(Task to complete) Identify the lines in the data below that contain "Cæterum" and give only how many there are.

(The records)
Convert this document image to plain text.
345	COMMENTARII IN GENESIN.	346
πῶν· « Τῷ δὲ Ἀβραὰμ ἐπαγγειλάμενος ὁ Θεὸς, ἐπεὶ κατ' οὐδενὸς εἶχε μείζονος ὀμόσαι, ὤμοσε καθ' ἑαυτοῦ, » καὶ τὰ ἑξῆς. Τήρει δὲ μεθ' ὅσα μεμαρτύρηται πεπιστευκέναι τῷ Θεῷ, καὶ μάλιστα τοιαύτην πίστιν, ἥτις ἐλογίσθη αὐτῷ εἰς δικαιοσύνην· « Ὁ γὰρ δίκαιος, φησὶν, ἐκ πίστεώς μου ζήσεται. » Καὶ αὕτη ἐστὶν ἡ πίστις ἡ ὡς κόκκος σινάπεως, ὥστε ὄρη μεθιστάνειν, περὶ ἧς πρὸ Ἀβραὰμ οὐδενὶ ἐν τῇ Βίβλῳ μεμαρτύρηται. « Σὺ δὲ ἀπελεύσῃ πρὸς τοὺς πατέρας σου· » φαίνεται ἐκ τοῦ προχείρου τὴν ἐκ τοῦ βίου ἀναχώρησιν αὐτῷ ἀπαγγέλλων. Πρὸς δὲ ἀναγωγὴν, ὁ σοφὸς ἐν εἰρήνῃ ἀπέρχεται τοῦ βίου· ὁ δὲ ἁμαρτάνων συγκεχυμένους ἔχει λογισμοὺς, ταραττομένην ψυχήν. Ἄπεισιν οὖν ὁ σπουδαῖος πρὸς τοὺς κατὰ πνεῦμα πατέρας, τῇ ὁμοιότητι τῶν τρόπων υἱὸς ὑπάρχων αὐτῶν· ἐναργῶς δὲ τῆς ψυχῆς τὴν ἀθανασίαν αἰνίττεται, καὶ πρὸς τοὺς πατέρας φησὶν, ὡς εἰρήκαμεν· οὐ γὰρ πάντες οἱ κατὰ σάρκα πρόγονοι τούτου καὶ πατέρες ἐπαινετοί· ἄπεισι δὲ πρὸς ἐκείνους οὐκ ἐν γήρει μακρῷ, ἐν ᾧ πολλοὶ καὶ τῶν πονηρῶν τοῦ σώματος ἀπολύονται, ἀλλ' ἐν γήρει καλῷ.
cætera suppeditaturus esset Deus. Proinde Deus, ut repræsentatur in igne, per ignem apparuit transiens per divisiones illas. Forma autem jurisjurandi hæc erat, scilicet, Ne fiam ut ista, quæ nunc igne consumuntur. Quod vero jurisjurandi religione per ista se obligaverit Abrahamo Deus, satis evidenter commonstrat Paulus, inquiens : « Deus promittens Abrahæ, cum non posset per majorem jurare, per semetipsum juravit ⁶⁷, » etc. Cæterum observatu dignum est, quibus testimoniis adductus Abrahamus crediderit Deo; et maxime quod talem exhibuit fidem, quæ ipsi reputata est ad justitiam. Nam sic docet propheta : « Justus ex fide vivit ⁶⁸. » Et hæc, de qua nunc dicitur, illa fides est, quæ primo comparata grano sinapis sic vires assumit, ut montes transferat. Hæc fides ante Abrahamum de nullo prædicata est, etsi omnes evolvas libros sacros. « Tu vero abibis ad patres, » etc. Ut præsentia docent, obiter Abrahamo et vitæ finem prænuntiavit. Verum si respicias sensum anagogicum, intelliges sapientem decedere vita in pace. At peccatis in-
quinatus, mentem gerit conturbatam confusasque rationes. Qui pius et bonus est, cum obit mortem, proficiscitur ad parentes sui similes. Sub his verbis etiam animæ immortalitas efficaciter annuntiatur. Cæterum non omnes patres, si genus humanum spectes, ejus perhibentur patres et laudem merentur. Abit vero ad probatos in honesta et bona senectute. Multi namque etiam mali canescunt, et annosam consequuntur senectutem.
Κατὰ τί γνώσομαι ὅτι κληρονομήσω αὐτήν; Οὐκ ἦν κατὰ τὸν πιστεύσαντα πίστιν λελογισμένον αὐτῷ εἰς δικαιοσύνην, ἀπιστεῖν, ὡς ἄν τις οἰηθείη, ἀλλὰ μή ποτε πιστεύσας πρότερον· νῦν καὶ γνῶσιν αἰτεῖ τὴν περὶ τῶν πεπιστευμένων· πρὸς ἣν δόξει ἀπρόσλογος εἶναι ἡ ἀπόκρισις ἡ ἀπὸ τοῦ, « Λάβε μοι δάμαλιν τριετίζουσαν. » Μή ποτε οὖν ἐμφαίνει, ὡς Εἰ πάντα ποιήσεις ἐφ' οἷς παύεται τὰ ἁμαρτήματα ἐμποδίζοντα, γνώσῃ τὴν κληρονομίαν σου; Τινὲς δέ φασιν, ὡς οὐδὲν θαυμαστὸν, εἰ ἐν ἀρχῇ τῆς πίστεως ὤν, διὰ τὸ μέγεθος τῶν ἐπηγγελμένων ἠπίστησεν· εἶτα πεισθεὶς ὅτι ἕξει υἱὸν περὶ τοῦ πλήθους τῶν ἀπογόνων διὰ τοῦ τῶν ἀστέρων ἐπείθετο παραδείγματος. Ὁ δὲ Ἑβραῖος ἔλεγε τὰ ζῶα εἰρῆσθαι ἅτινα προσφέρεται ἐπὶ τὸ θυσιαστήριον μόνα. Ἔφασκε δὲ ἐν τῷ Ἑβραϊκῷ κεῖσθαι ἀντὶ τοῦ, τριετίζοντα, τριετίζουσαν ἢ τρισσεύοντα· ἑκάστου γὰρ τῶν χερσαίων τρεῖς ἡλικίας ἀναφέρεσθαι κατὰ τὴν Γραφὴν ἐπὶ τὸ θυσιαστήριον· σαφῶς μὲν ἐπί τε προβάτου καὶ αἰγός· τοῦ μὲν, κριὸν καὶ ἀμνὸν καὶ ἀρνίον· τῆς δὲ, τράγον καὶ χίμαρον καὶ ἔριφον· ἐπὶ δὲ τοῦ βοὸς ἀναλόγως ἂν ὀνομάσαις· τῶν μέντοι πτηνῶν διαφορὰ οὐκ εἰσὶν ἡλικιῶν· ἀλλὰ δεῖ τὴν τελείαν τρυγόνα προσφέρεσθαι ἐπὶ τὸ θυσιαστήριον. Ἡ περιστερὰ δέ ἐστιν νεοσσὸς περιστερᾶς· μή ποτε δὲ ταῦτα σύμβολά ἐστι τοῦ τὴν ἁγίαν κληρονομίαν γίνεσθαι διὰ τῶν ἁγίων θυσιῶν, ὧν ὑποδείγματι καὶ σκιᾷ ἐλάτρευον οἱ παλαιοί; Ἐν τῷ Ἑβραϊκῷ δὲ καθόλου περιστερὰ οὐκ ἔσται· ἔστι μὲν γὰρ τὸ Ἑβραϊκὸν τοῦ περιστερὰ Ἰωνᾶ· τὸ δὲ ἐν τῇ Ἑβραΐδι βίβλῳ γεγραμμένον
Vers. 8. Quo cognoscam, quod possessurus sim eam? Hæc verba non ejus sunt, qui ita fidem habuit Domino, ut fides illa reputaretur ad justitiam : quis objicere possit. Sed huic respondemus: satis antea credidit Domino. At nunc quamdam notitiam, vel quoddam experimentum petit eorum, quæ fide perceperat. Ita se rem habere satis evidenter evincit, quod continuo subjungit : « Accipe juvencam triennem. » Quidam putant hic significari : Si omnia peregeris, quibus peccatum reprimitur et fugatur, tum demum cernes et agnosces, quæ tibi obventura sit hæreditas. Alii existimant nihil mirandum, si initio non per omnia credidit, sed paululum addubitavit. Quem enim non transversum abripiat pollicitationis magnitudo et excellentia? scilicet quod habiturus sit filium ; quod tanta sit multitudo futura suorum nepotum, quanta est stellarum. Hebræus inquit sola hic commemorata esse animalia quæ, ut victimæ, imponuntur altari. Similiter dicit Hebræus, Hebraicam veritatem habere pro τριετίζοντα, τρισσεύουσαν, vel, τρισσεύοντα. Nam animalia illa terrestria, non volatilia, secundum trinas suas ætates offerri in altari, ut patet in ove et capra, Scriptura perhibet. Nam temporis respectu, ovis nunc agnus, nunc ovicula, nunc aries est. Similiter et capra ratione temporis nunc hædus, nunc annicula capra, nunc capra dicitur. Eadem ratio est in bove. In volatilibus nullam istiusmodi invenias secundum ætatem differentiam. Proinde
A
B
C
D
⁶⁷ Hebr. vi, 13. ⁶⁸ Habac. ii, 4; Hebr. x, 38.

(Answer below) 2